◆ **Short task**
Look through the material and copy each line holding "Vertical".

Figure data in JSON:
★ ★ ★ ★ ★

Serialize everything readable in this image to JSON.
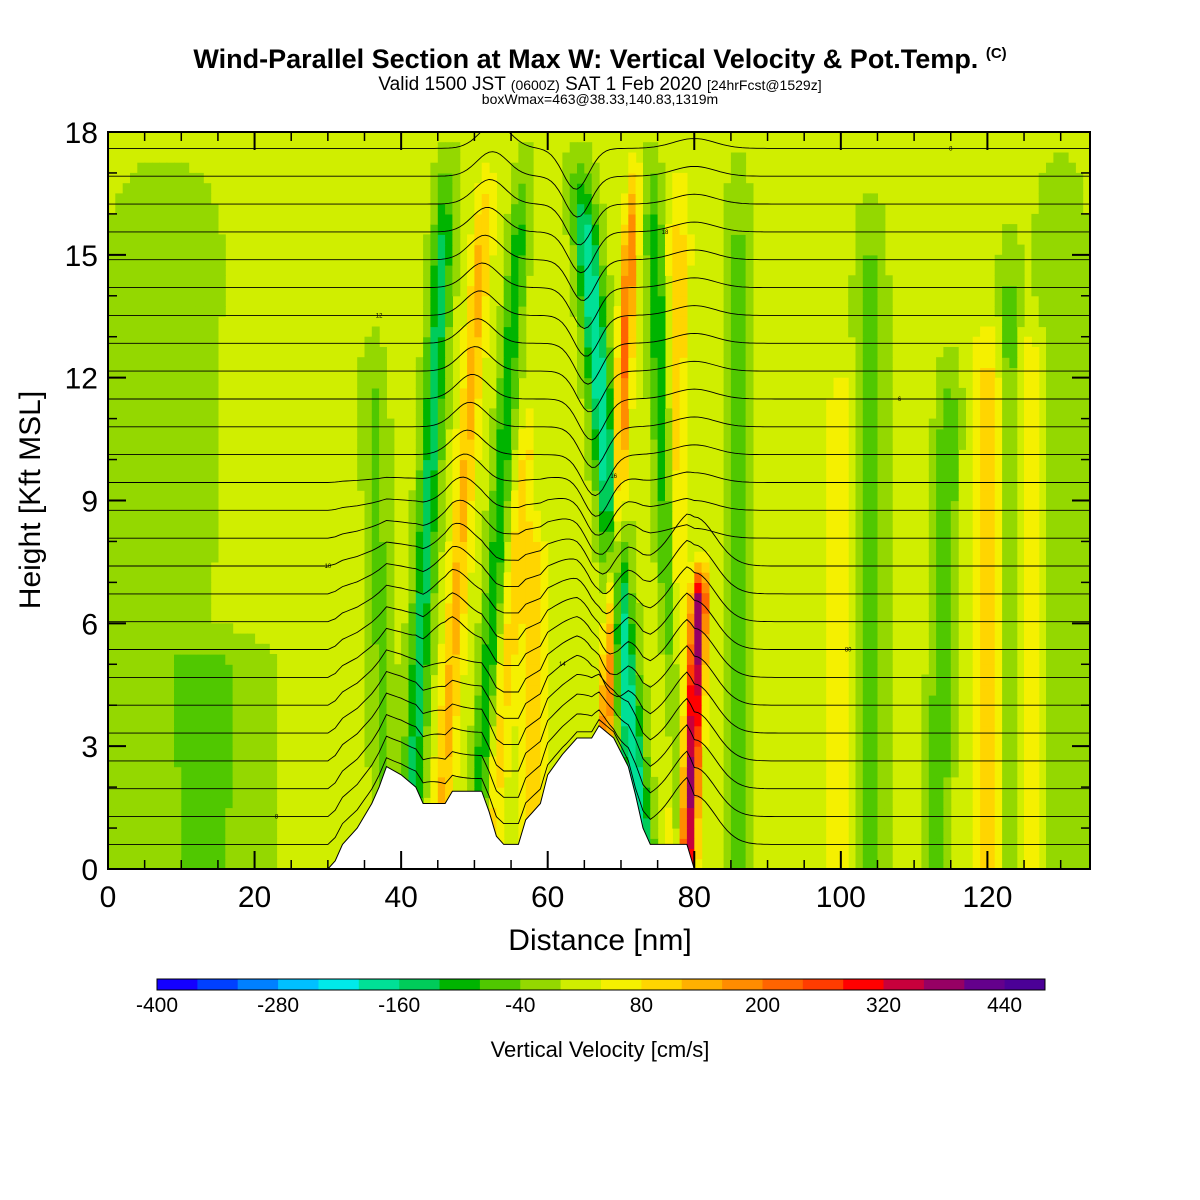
{
  "header": {
    "title": "Wind-Parallel Section at Max W: Vertical Velocity & Pot.Temp.",
    "copyright": "(C)",
    "valid_prefix": "Valid 1500 JST",
    "valid_utc": "(0600Z)",
    "valid_suffix": "SAT 1 Feb 2020",
    "forecast": "[24hrFcst@1529z]",
    "boxwmax": "boxWmax=463@38.33,140.83,1319m"
  },
  "chart_data": {
    "type": "heatmap",
    "xlabel": "Distance [nm]",
    "ylabel": "Height [Kft MSL]",
    "xlim": [
      0,
      134
    ],
    "ylim": [
      0,
      18
    ],
    "x_ticks": [
      0,
      20,
      40,
      60,
      80,
      100,
      120
    ],
    "y_ticks": [
      0,
      3,
      6,
      9,
      12,
      15,
      18
    ],
    "colorbar": {
      "label": "Vertical Velocity [cm/s]",
      "tick_labels": [
        -400,
        -280,
        -160,
        -40,
        80,
        200,
        320,
        440
      ],
      "levels": [
        -400,
        -360,
        -320,
        -280,
        -240,
        -200,
        -160,
        -120,
        -80,
        -40,
        0,
        40,
        80,
        120,
        160,
        200,
        240,
        280,
        320,
        360,
        400,
        440,
        480
      ],
      "colors": [
        "#1400ff",
        "#0040ff",
        "#0080ff",
        "#00c0ff",
        "#00eaea",
        "#00e096",
        "#00cc5a",
        "#00b400",
        "#50c800",
        "#94d800",
        "#d0ee00",
        "#f5f000",
        "#ffd500",
        "#ffb000",
        "#ff8c00",
        "#ff6400",
        "#ff3c00",
        "#ff0000",
        "#c8003c",
        "#960064",
        "#64008c",
        "#4b0096"
      ]
    },
    "terrain": [
      [
        0,
        0
      ],
      [
        30,
        0
      ],
      [
        31,
        0.2
      ],
      [
        32,
        0.6
      ],
      [
        34,
        1.0
      ],
      [
        36,
        1.6
      ],
      [
        37,
        2.0
      ],
      [
        38,
        2.5
      ],
      [
        40,
        2.3
      ],
      [
        42,
        2.0
      ],
      [
        43,
        1.6
      ],
      [
        46,
        1.6
      ],
      [
        47,
        1.9
      ],
      [
        51,
        1.9
      ],
      [
        52,
        1.4
      ],
      [
        53,
        0.8
      ],
      [
        54,
        0.6
      ],
      [
        56,
        0.6
      ],
      [
        57,
        1.2
      ],
      [
        59,
        1.6
      ],
      [
        60,
        2.3
      ],
      [
        62,
        2.8
      ],
      [
        64,
        3.2
      ],
      [
        66,
        3.2
      ],
      [
        67,
        3.5
      ],
      [
        69,
        3.2
      ],
      [
        71,
        2.5
      ],
      [
        72,
        1.8
      ],
      [
        73,
        1.0
      ],
      [
        74,
        0.6
      ],
      [
        76,
        0.6
      ],
      [
        79,
        0.6
      ],
      [
        80,
        0
      ]
    ],
    "velocity_features": [
      {
        "x": 38,
        "x_top": 36,
        "top": 13.5,
        "w": -60,
        "halfwidth": 1.6
      },
      {
        "x": 41,
        "x_top": 46.5,
        "top": 18,
        "w": -150,
        "halfwidth": 1.4
      },
      {
        "x": 45,
        "x_top": 52,
        "top": 18,
        "w": 120,
        "halfwidth": 1.4
      },
      {
        "x": 50,
        "x_top": 57,
        "top": 18,
        "w": -120,
        "halfwidth": 1.2
      },
      {
        "x": 52,
        "x_top": 58,
        "top": 12,
        "w": 80,
        "halfwidth": 1.4
      },
      {
        "x": 58,
        "x_top": 58,
        "top": 9,
        "w": 90,
        "halfwidth": 1.8
      },
      {
        "x": 73,
        "x_top": 64,
        "top": 18,
        "w": -210,
        "halfwidth": 1.6
      },
      {
        "x": 67,
        "x_top": 72,
        "top": 18,
        "w": 200,
        "halfwidth": 1.0
      },
      {
        "x": 78,
        "x_top": 74,
        "top": 18,
        "w": -130,
        "halfwidth": 1.2
      },
      {
        "x": 79,
        "x_top": 81,
        "top": 7.8,
        "w": 360,
        "halfwidth": 1.1
      },
      {
        "x": 77,
        "x_top": 78,
        "top": 18,
        "w": 90,
        "halfwidth": 1.6
      },
      {
        "x": 86,
        "x_top": 86,
        "top": 18,
        "w": -60,
        "halfwidth": 1.5
      },
      {
        "x": 100,
        "x_top": 100,
        "top": 13,
        "w": 70,
        "halfwidth": 2.0
      },
      {
        "x": 104,
        "x_top": 104,
        "top": 17,
        "w": -70,
        "halfwidth": 1.8
      },
      {
        "x": 113,
        "x_top": 115,
        "top": 13,
        "w": -90,
        "halfwidth": 1.5
      },
      {
        "x": 120,
        "x_top": 120,
        "top": 14,
        "w": 90,
        "halfwidth": 2.2
      },
      {
        "x": 126,
        "x_top": 126,
        "top": 14,
        "w": 80,
        "halfwidth": 2.0
      },
      {
        "x": 123,
        "x_top": 123,
        "top": 16,
        "w": -80,
        "halfwidth": 1.4
      },
      {
        "x": 5,
        "x_top": 8,
        "top": 18,
        "w": -40,
        "halfwidth": 7
      },
      {
        "x": 15,
        "x_top": 15,
        "top": 6,
        "w": -50,
        "halfwidth": 6
      },
      {
        "x": 130,
        "x_top": 130,
        "top": 18,
        "w": -50,
        "halfwidth": 3
      }
    ],
    "theta_contour_labels": [
      "6",
      "8",
      "10",
      "12",
      "14",
      "16",
      "18",
      "80"
    ]
  }
}
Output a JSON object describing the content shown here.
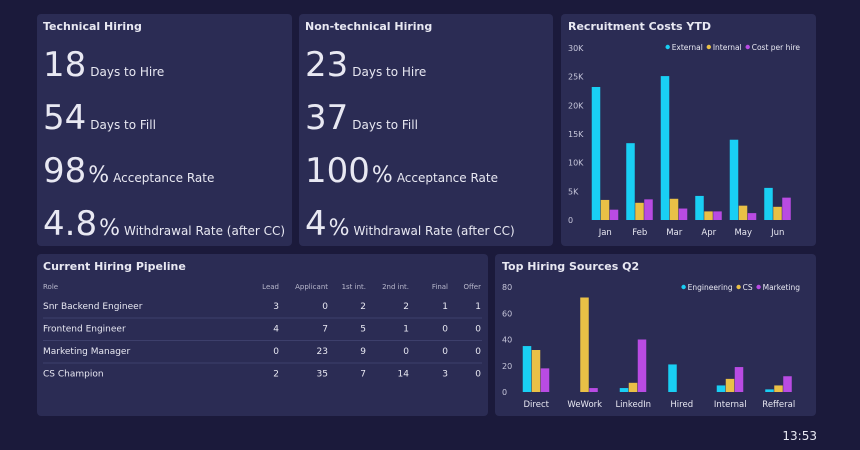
{
  "kpi_panels": [
    {
      "title": "Technical Hiring",
      "items": [
        {
          "value": 18,
          "label": "Days to Hire"
        },
        {
          "value": 54,
          "label": "Days to Fill"
        },
        {
          "value": 98,
          "unit": "%",
          "label": "Acceptance Rate"
        },
        {
          "value": 4.8,
          "unit": "%",
          "label": "Withdrawal Rate (after CC)"
        }
      ]
    },
    {
      "title": "Non-technical Hiring",
      "items": [
        {
          "value": 23,
          "label": "Days to Hire"
        },
        {
          "value": 37,
          "label": "Days to Fill"
        },
        {
          "value": 100,
          "unit": "%",
          "label": "Acceptance Rate"
        },
        {
          "value": 4,
          "unit": "%",
          "label": "Withdrawal Rate (after CC)"
        }
      ]
    }
  ],
  "pipeline": {
    "title": "Current Hiring Pipeline",
    "columns": [
      "Role",
      "Lead",
      "Applicant",
      "1st int.",
      "2nd int.",
      "Final",
      "Offer"
    ],
    "rows": [
      [
        "Snr Backend Engineer",
        3,
        0,
        2,
        2,
        1,
        1
      ],
      [
        "Frontend Engineer",
        4,
        7,
        5,
        1,
        0,
        0
      ],
      [
        "Marketing Manager",
        0,
        23,
        9,
        0,
        0,
        0
      ],
      [
        "CS Champion",
        2,
        35,
        7,
        14,
        3,
        0
      ]
    ]
  },
  "chart_data": [
    {
      "type": "bar",
      "title": "Recruitment Costs YTD",
      "categories": [
        "Jan",
        "Feb",
        "Mar",
        "Apr",
        "May",
        "Jun"
      ],
      "series": [
        {
          "name": "External",
          "color": "#19cff4",
          "values": [
            23200,
            13400,
            25100,
            4200,
            14000,
            5600
          ]
        },
        {
          "name": "Internal",
          "color": "#e9c046",
          "values": [
            3500,
            3000,
            3700,
            1500,
            2500,
            2300
          ]
        },
        {
          "name": "Cost per hire",
          "color": "#b94be3",
          "values": [
            1800,
            3600,
            2000,
            1500,
            1200,
            3900
          ]
        }
      ],
      "ylim": [
        0,
        30000
      ],
      "yticks": [
        0,
        {
          "value": 5000,
          "label": "5K"
        },
        {
          "value": 10000,
          "label": "10K"
        },
        {
          "value": 15000,
          "label": "15K"
        },
        {
          "value": 20000,
          "label": "20K"
        },
        {
          "value": 25000,
          "label": "25K"
        },
        {
          "value": 30000,
          "label": "30K"
        }
      ],
      "legend": "top-right"
    },
    {
      "type": "bar",
      "title": "Top Hiring Sources Q2",
      "categories": [
        "Direct",
        "WeWork",
        "LinkedIn",
        "Hired",
        "Internal",
        "Refferal"
      ],
      "series": [
        {
          "name": "Engineering",
          "color": "#19cff4",
          "values": [
            35,
            0,
            3,
            21,
            5,
            2
          ]
        },
        {
          "name": "CS",
          "color": "#e9c046",
          "values": [
            32,
            72,
            7,
            0,
            10,
            5
          ]
        },
        {
          "name": "Marketing",
          "color": "#b94be3",
          "values": [
            18,
            3,
            40,
            0,
            19,
            12
          ]
        }
      ],
      "ylim": [
        0,
        80
      ],
      "yticks": [
        0,
        20,
        40,
        60,
        80
      ],
      "legend": "top-right"
    }
  ],
  "clock": "13:53"
}
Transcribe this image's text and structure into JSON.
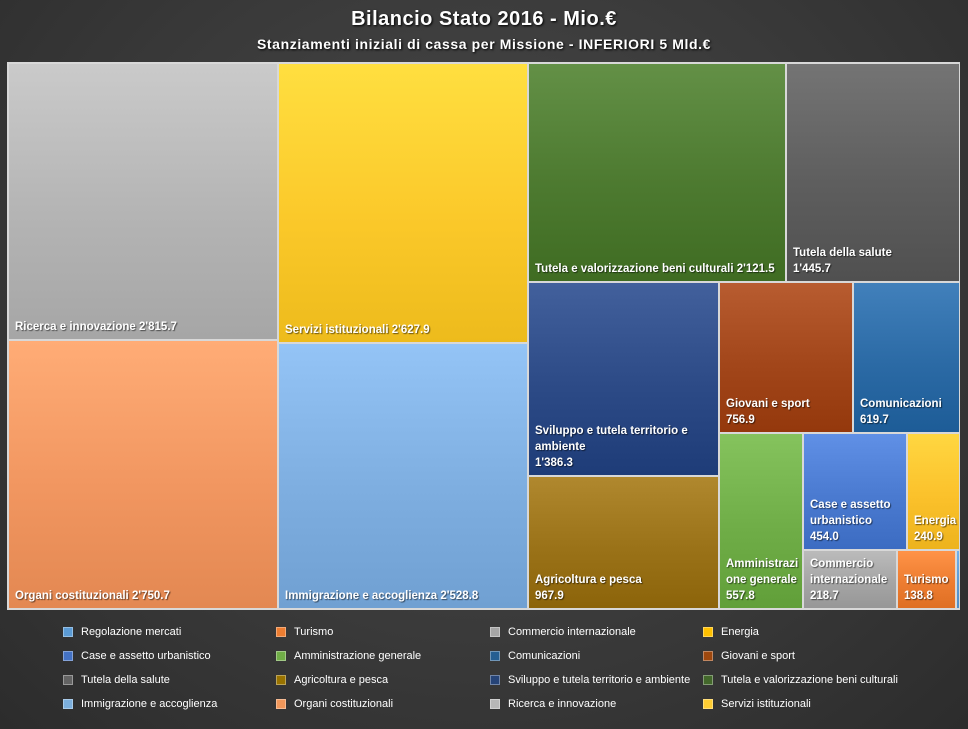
{
  "title": "Bilancio  Stato  2016 - Mio.€",
  "subtitle": "Stanziamenti  iniziali  di  cassa  per  Missione  -  INFERIORI  5  Mld.€",
  "chart_data": {
    "type": "treemap",
    "unit": "Mio.€",
    "items": [
      {
        "id": "ricerca",
        "name": "Ricerca e innovazione",
        "label": "Ricerca  e innovazione",
        "value_label": "2'815.7",
        "value": 2815.7,
        "color": "#b4b4b4"
      },
      {
        "id": "organi",
        "name": "Organi costituzionali",
        "label": "Organi costituzionali",
        "value_label": "2'750.7",
        "value": 2750.7,
        "color": "#f19660"
      },
      {
        "id": "servizi",
        "name": "Servizi istituzionali",
        "label": "Servizi istituzionali",
        "value_label": "2'627.9",
        "value": 2627.9,
        "color": "#fbc92a"
      },
      {
        "id": "immigrazione",
        "name": "Immigrazione e accoglienza",
        "label": "Immigrazione  e accoglienza",
        "value_label": "2'528.8",
        "value": 2528.8,
        "color": "#7eaee0"
      },
      {
        "id": "tutela_beni",
        "name": "Tutela e valorizzazione beni culturali",
        "label": "Tutela  e valorizzazione  beni culturali",
        "value_label": "2'121.5",
        "value": 2121.5,
        "color": "#4d7a30"
      },
      {
        "id": "salute",
        "name": "Tutela della salute",
        "label": "Tutela della salute",
        "value_label": "1'445.7",
        "value": 1445.7,
        "color": "#5e5e5e"
      },
      {
        "id": "sviluppo",
        "name": "Sviluppo e tutela territorio e ambiente",
        "label": "Sviluppo  e tutela territorio e ambiente",
        "value_label": "1'386.3",
        "value": 1386.3,
        "color": "#2c4a86"
      },
      {
        "id": "agricoltura",
        "name": "Agricoltura e pesca",
        "label": "Agricoltura  e pesca",
        "value_label": "967.9",
        "value": 967.9,
        "color": "#9a7218"
      },
      {
        "id": "giovani",
        "name": "Giovani e sport",
        "label": "Giovani  e sport",
        "value_label": "756.9",
        "value": 756.9,
        "color": "#a2461a"
      },
      {
        "id": "comunicazioni",
        "name": "Comunicazioni",
        "label": "Comunicazioni",
        "value_label": "619.7",
        "value": 619.7,
        "color": "#2b6aa5"
      },
      {
        "id": "amministrazione",
        "name": "Amministrazione generale",
        "label": "Amministrazi one generale",
        "value_label": "557.8",
        "value": 557.8,
        "color": "#6fad47"
      },
      {
        "id": "case",
        "name": "Case e assetto urbanistico",
        "label": "Case  e assetto urbanistico",
        "value_label": "454.0",
        "value": 454.0,
        "color": "#4a7ad0"
      },
      {
        "id": "energia",
        "name": "Energia",
        "label": "Energia",
        "value_label": "240.9",
        "value": 240.9,
        "color": "#fbc12b"
      },
      {
        "id": "commercio",
        "name": "Commercio internazionale",
        "label": "Commercio internazionale",
        "value_label": "218.7",
        "value": 218.7,
        "color": "#a5a5a5"
      },
      {
        "id": "turismo",
        "name": "Turismo",
        "label": "Turismo",
        "value_label": "138.8",
        "value": 138.8,
        "color": "#ed7d31"
      },
      {
        "id": "regolazione",
        "name": "Regolazione mercati",
        "label": "",
        "value_label": "",
        "value": null,
        "color": "#5b9bd5"
      }
    ],
    "legend": [
      {
        "name": "Regolazione mercati",
        "color": "#5b9bd5"
      },
      {
        "name": "Turismo",
        "color": "#ed7d31"
      },
      {
        "name": "Commercio internazionale",
        "color": "#a5a5a5"
      },
      {
        "name": "Energia",
        "color": "#ffc000"
      },
      {
        "name": "Case e assetto urbanistico",
        "color": "#4472c4"
      },
      {
        "name": "Amministrazione generale",
        "color": "#70ad47"
      },
      {
        "name": "Comunicazioni",
        "color": "#255e91"
      },
      {
        "name": "Giovani e sport",
        "color": "#9e480e"
      },
      {
        "name": "Tutela della salute",
        "color": "#636363"
      },
      {
        "name": "Agricoltura e pesca",
        "color": "#997300"
      },
      {
        "name": "Sviluppo e tutela territorio e ambiente",
        "color": "#264478"
      },
      {
        "name": "Tutela e valorizzazione beni culturali",
        "color": "#43682b"
      },
      {
        "name": "Immigrazione e accoglienza",
        "color": "#7cafdd"
      },
      {
        "name": "Organi costituzionali",
        "color": "#f1975a"
      },
      {
        "name": "Ricerca e innovazione",
        "color": "#b7b7b7"
      },
      {
        "name": "Servizi istituzionali",
        "color": "#ffcd33"
      }
    ],
    "legend_placement": "bottom"
  }
}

★ ★ ★ ★ ★

◆ **Task output**
    "title": "Wind-Parallel Section at Max W: Vertical Velocity & Pot.Temp.",
      "label": "Vertical Velocity [cm/s]",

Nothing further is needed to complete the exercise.